_What the exercise asks_
Extract the full listing below without altering a single character.

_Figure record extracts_
════════
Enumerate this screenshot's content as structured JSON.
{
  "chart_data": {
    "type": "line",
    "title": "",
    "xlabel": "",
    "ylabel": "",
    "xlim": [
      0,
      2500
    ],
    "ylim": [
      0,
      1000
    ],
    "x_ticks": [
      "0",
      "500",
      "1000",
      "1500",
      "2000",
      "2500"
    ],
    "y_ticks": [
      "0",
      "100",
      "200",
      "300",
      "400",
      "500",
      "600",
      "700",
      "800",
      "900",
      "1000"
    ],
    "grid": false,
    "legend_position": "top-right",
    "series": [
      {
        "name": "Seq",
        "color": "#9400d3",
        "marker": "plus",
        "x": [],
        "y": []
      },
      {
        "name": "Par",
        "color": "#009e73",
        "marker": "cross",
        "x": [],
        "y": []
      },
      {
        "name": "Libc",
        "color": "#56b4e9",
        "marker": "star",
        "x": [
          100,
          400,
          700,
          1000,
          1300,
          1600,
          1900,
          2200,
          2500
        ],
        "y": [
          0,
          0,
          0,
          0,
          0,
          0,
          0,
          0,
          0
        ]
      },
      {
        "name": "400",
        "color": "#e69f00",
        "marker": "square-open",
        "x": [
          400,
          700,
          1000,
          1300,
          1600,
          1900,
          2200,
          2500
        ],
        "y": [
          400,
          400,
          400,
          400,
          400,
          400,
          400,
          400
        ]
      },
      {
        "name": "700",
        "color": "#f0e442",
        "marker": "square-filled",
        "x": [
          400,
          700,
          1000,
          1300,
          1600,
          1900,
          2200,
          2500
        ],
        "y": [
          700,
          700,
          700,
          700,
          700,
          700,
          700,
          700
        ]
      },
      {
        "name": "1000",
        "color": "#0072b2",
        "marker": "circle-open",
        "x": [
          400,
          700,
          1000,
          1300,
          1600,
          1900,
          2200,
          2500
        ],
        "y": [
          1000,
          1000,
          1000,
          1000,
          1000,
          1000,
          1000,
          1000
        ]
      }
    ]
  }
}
════════
_Response to this task_
Enumerate this screenshot's content as structured JSON.
{
  "chart_data": {
    "type": "line",
    "title": "",
    "xlabel": "",
    "ylabel": "",
    "xlim": [
      0,
      2500
    ],
    "ylim": [
      0,
      1000
    ],
    "x_ticks": [
      "0",
      "500",
      "1000",
      "1500",
      "2000",
      "2500"
    ],
    "y_ticks": [
      "0",
      "100",
      "200",
      "300",
      "400",
      "500",
      "600",
      "700",
      "800",
      "900",
      "1000"
    ],
    "grid": false,
    "legend_position": "top-right",
    "series": [
      {
        "name": "Seq",
        "color": "#9400d3",
        "marker": "plus",
        "x": [],
        "y": []
      },
      {
        "name": "Par",
        "color": "#009e73",
        "marker": "cross",
        "x": [],
        "y": []
      },
      {
        "name": "Libc",
        "color": "#56b4e9",
        "marker": "star",
        "x": [
          100,
          400,
          700,
          1000,
          1300,
          1600,
          1900,
          2200,
          2500
        ],
        "y": [
          0,
          0,
          0,
          0,
          0,
          0,
          0,
          0,
          0
        ]
      },
      {
        "name": "400",
        "color": "#e69f00",
        "marker": "square-open",
        "x": [
          400,
          700,
          1000,
          1300,
          1600,
          1900,
          2200,
          2500
        ],
        "y": [
          400,
          400,
          400,
          400,
          400,
          400,
          400,
          400
        ]
      },
      {
        "name": "700",
        "color": "#f0e442",
        "marker": "square-filled",
        "x": [
          400,
          700,
          1000,
          1300,
          1600,
          1900,
          2200,
          2500
        ],
        "y": [
          700,
          700,
          700,
          700,
          700,
          700,
          700,
          700
        ]
      },
      {
        "name": "1000",
        "color": "#0072b2",
        "marker": "circle-open",
        "x": [
          400,
          700,
          1000,
          1300,
          1600,
          1900,
          2200,
          2500
        ],
        "y": [
          1000,
          1000,
          1000,
          1000,
          1000,
          1000,
          1000,
          1000
        ]
      }
    ]
  }
}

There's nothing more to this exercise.